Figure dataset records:
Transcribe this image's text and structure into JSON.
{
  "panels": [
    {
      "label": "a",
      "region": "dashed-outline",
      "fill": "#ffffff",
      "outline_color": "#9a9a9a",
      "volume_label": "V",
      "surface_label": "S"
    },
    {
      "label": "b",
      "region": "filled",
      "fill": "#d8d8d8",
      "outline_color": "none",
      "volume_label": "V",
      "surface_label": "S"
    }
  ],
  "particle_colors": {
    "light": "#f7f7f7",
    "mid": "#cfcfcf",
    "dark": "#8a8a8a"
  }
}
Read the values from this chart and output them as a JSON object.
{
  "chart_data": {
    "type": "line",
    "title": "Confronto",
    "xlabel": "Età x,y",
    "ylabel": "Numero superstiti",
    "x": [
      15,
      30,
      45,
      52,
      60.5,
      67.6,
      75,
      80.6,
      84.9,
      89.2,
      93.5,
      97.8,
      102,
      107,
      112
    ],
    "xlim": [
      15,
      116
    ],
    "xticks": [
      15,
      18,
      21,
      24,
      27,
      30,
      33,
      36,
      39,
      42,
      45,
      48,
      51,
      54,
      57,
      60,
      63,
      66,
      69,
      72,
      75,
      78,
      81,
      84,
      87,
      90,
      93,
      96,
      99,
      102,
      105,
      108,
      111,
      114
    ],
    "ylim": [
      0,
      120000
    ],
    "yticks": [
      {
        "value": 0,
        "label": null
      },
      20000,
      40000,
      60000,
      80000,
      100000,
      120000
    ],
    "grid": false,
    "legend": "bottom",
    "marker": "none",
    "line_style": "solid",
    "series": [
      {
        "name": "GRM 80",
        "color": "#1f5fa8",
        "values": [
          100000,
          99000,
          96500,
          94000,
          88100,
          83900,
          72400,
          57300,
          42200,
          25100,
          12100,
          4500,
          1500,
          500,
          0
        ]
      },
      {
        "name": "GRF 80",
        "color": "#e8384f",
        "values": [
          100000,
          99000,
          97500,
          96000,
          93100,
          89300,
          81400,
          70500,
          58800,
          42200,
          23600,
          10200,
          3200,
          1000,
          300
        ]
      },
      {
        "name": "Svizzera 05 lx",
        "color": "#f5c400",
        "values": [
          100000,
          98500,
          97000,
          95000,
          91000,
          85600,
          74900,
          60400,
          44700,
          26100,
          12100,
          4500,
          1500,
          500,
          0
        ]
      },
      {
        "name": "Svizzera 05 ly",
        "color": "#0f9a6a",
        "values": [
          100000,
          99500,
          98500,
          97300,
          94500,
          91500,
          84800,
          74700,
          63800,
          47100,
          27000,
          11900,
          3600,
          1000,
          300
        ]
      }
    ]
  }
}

- [PROBLEM STATEMENT] Each line of the listing should be echoed back exactly.

- [ANSWER TO THIS PROBLEM]
Transcribe this image's text and structure into JSON.
{
  "panels": [
    {
      "label": "a",
      "region": "dashed-outline",
      "fill": "#ffffff",
      "outline_color": "#9a9a9a",
      "volume_label": "V",
      "surface_label": "S"
    },
    {
      "label": "b",
      "region": "filled",
      "fill": "#d8d8d8",
      "outline_color": "none",
      "volume_label": "V",
      "surface_label": "S"
    }
  ],
  "particle_colors": {
    "light": "#f7f7f7",
    "mid": "#cfcfcf",
    "dark": "#8a8a8a"
  }
}
Read the values from this chart and output them as a JSON object.
{
  "chart_data": {
    "type": "line",
    "title": "Confronto",
    "xlabel": "Età x,y",
    "ylabel": "Numero superstiti",
    "x": [
      15,
      30,
      45,
      52,
      60.5,
      67.6,
      75,
      80.6,
      84.9,
      89.2,
      93.5,
      97.8,
      102,
      107,
      112
    ],
    "xlim": [
      15,
      116
    ],
    "xticks": [
      15,
      18,
      21,
      24,
      27,
      30,
      33,
      36,
      39,
      42,
      45,
      48,
      51,
      54,
      57,
      60,
      63,
      66,
      69,
      72,
      75,
      78,
      81,
      84,
      87,
      90,
      93,
      96,
      99,
      102,
      105,
      108,
      111,
      114
    ],
    "ylim": [
      0,
      120000
    ],
    "yticks": [
      {
        "value": 0,
        "label": null
      },
      20000,
      40000,
      60000,
      80000,
      100000,
      120000
    ],
    "grid": false,
    "legend": "bottom",
    "marker": "none",
    "line_style": "solid",
    "series": [
      {
        "name": "GRM 80",
        "color": "#1f5fa8",
        "values": [
          100000,
          99000,
          96500,
          94000,
          88100,
          83900,
          72400,
          57300,
          42200,
          25100,
          12100,
          4500,
          1500,
          500,
          0
        ]
      },
      {
        "name": "GRF 80",
        "color": "#e8384f",
        "values": [
          100000,
          99000,
          97500,
          96000,
          93100,
          89300,
          81400,
          70500,
          58800,
          42200,
          23600,
          10200,
          3200,
          1000,
          300
        ]
      },
      {
        "name": "Svizzera 05 lx",
        "color": "#f5c400",
        "values": [
          100000,
          98500,
          97000,
          95000,
          91000,
          85600,
          74900,
          60400,
          44700,
          26100,
          12100,
          4500,
          1500,
          500,
          0
        ]
      },
      {
        "name": "Svizzera 05 ly",
        "color": "#0f9a6a",
        "values": [
          100000,
          99500,
          98500,
          97300,
          94500,
          91500,
          84800,
          74700,
          63800,
          47100,
          27000,
          11900,
          3600,
          1000,
          300
        ]
      }
    ]
  }
}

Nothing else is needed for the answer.